Return the listing below exactly, with the pictures dropped.

# DATA EXTRACT
****

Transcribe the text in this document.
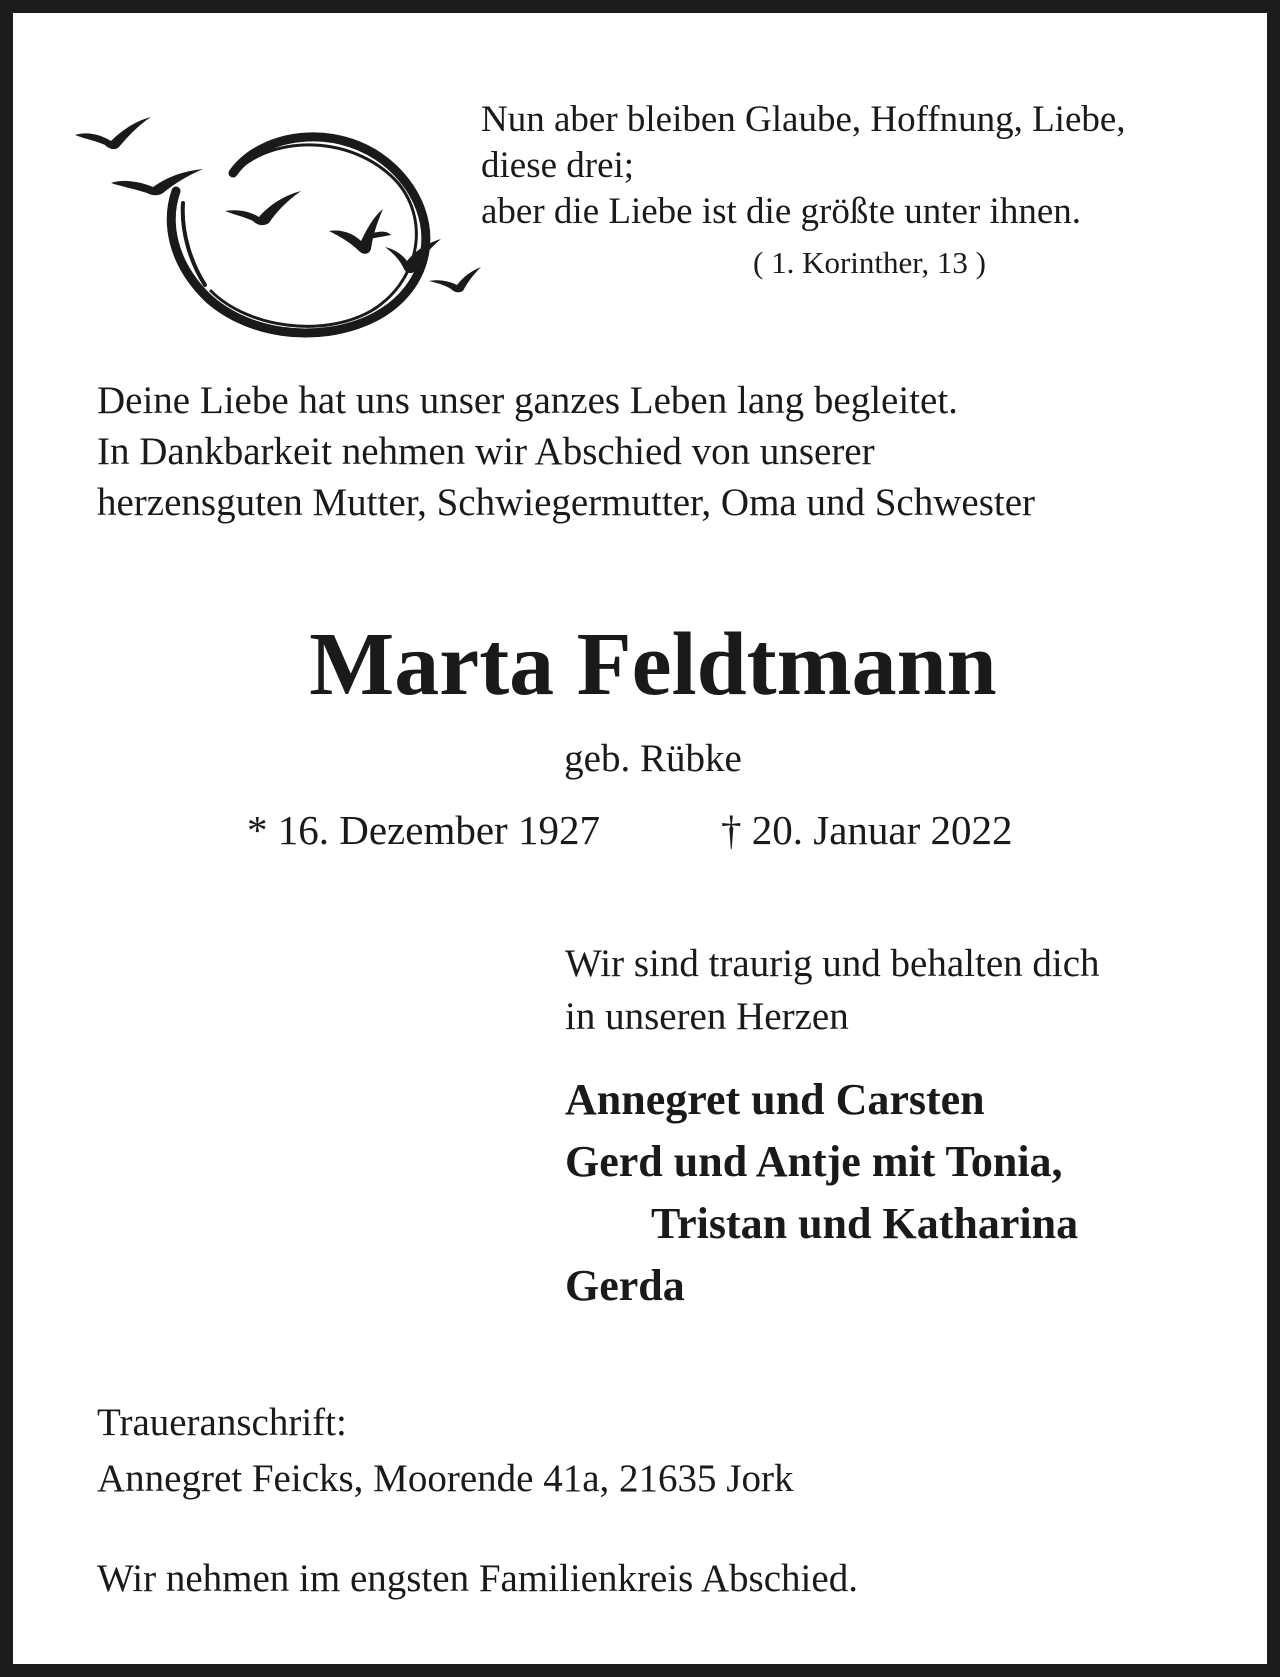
Nun aber bleiben Glaube, Hoffnung, Liebe,
diese drei;
aber die Liebe ist die größte unter ihnen.
( 1. Korinther, 13 )
Deine Liebe hat uns unser ganzes Leben lang begleitet.
In Dankbarkeit nehmen wir Abschied von unserer
herzensguten Mutter, Schwiegermutter, Oma und Schwester
Marta Feldtmann
geb. Rübke
* 16. Dezember 1927	† 20. Januar 2022
Wir sind traurig und behalten dich
in unseren Herzen
Annegret und Carsten
Gerd und Antje mit Tonia,
Tristan und Katharina
Gerda
Traueranschrift:
Annegret Feicks, Moorende 41a, 21635 Jork
Wir nehmen im engsten Familienkreis Abschied.
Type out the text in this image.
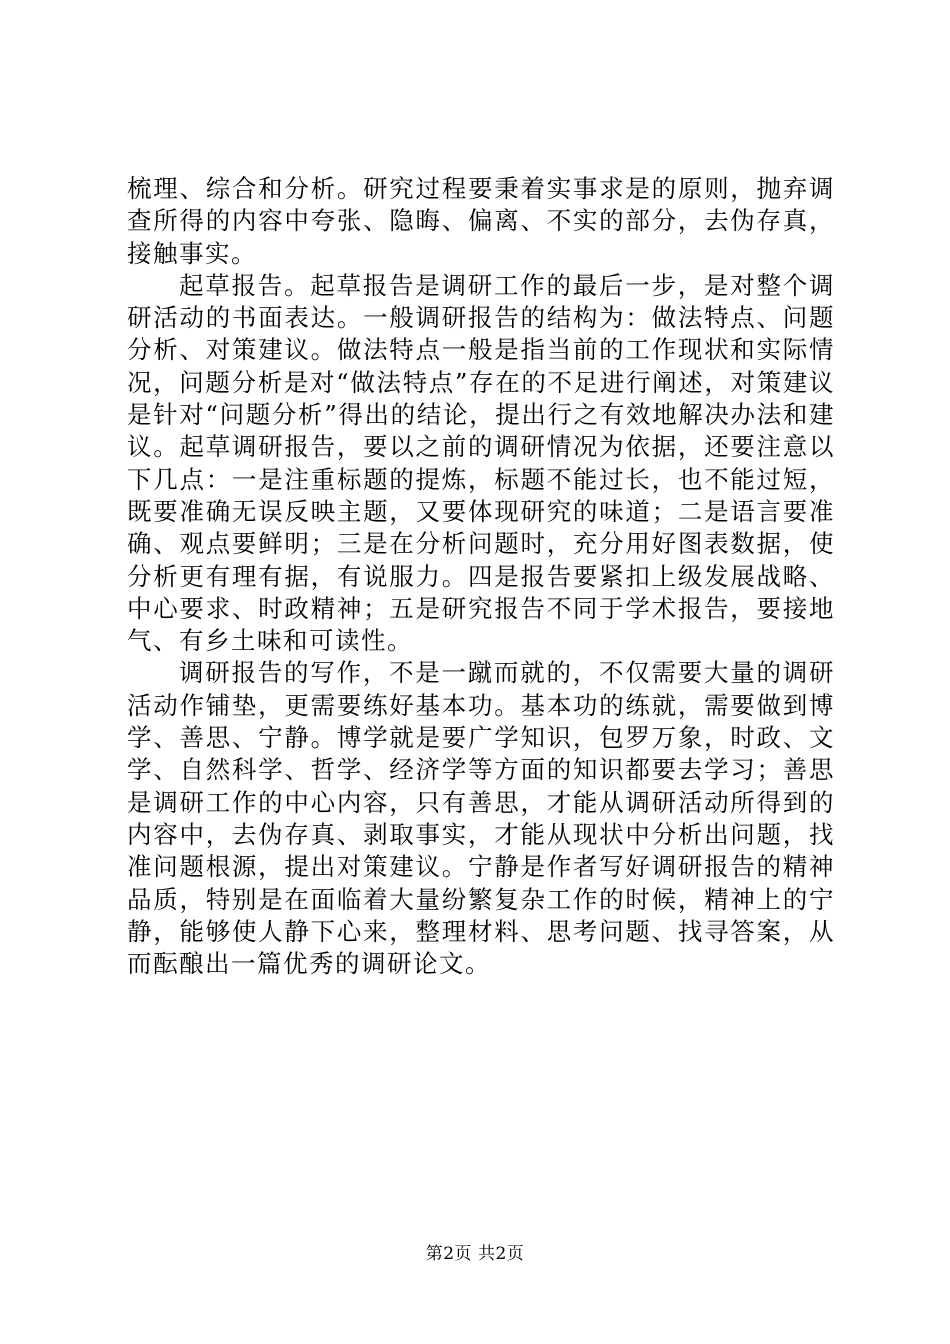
梳理、综合和分析。研究过程要秉着实事求是的原则，抛弃调查所得的内容中夸张、隐晦、偏离、不实的部分，去伪存真，接触事实。

起草报告。起草报告是调研工作的最后一步，是对整个调研活动的书面表达。一般调研报告的结构为：做法特点、问题分析、对策建议。做法特点一般是指当前的工作现状和实际情况，问题分析是对“做法特点”存在的不足进行阐述，对策建议是针对“问题分析”得出的结论，提出行之有效地解决办法和建议。起草调研报告，要以之前的调研情况为依据，还要注意以下几点：一是注重标题的提炼，标题不能过长，也不能过短，既要准确无误反映主题，又要体现研究的味道；二是语言要准确、观点要鲜明；三是在分析问题时，充分用好图表数据，使分析更有理有据，有说服力。四是报告要紧扣上级发展战略、中心要求、时政精神；五是研究报告不同于学术报告，要接地气、有乡土味和可读性。

调研报告的写作，不是一蹴而就的，不仅需要大量的调研活动作铺垫，更需要练好基本功。基本功的练就，需要做到博学、善思、宁静。博学就是要广学知识，包罗万象，时政、文学、自然科学、哲学、经济学等方面的知识都要去学习；善思是调研工作的中心内容，只有善思，才能从调研活动所得到的内容中，去伪存真、剥取事实，才能从现状中分析出问题，找准问题根源，提出对策建议。宁静是作者写好调研报告的精神品质，特别是在面临着大量纷繁复杂工作的时候，精神上的宁静，能够使人静下心来，整理材料、思考问题、找寻答案，从而酝酿出一篇优秀的调研论文。

第2页 共2页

****

# COMPLETED TASK
Transcribe the text in this document.
Nun aber bleiben Glaube, Hoffnung, Liebe,
diese drei;
aber die Liebe ist die größte unter ihnen.
( 1. Korinther, 13 )
Deine Liebe hat uns unser ganzes Leben lang begleitet.
In Dankbarkeit nehmen wir Abschied von unserer
herzensguten Mutter, Schwiegermutter, Oma und Schwester
Marta Feldtmann
geb. Rübke
* 16. Dezember 1927	† 20. Januar 2022
Wir sind traurig und behalten dich
in unseren Herzen
Annegret und Carsten
Gerd und Antje mit Tonia,
Tristan und Katharina
Gerda
Traueranschrift:
Annegret Feicks, Moorende 41a, 21635 Jork
Wir nehmen im engsten Familienkreis Abschied.
Type out the text in this image.
梳理、综合和分析。研究过程要秉着实事求是的原则，抛弃调查所得的内容中夸张、隐晦、偏离、不实的部分，去伪存真，接触事实。

起草报告。起草报告是调研工作的最后一步，是对整个调研活动的书面表达。一般调研报告的结构为：做法特点、问题分析、对策建议。做法特点一般是指当前的工作现状和实际情况，问题分析是对“做法特点”存在的不足进行阐述，对策建议是针对“问题分析”得出的结论，提出行之有效地解决办法和建议。起草调研报告，要以之前的调研情况为依据，还要注意以下几点：一是注重标题的提炼，标题不能过长，也不能过短，既要准确无误反映主题，又要体现研究的味道；二是语言要准确、观点要鲜明；三是在分析问题时，充分用好图表数据，使分析更有理有据，有说服力。四是报告要紧扣上级发展战略、中心要求、时政精神；五是研究报告不同于学术报告，要接地气、有乡土味和可读性。

调研报告的写作，不是一蹴而就的，不仅需要大量的调研活动作铺垫，更需要练好基本功。基本功的练就，需要做到博学、善思、宁静。博学就是要广学知识，包罗万象，时政、文学、自然科学、哲学、经济学等方面的知识都要去学习；善思是调研工作的中心内容，只有善思，才能从调研活动所得到的内容中，去伪存真、剥取事实，才能从现状中分析出问题，找准问题根源，提出对策建议。宁静是作者写好调研报告的精神品质，特别是在面临着大量纷繁复杂工作的时候，精神上的宁静，能够使人静下心来，整理材料、思考问题、找寻答案，从而酝酿出一篇优秀的调研论文。

第2页 共2页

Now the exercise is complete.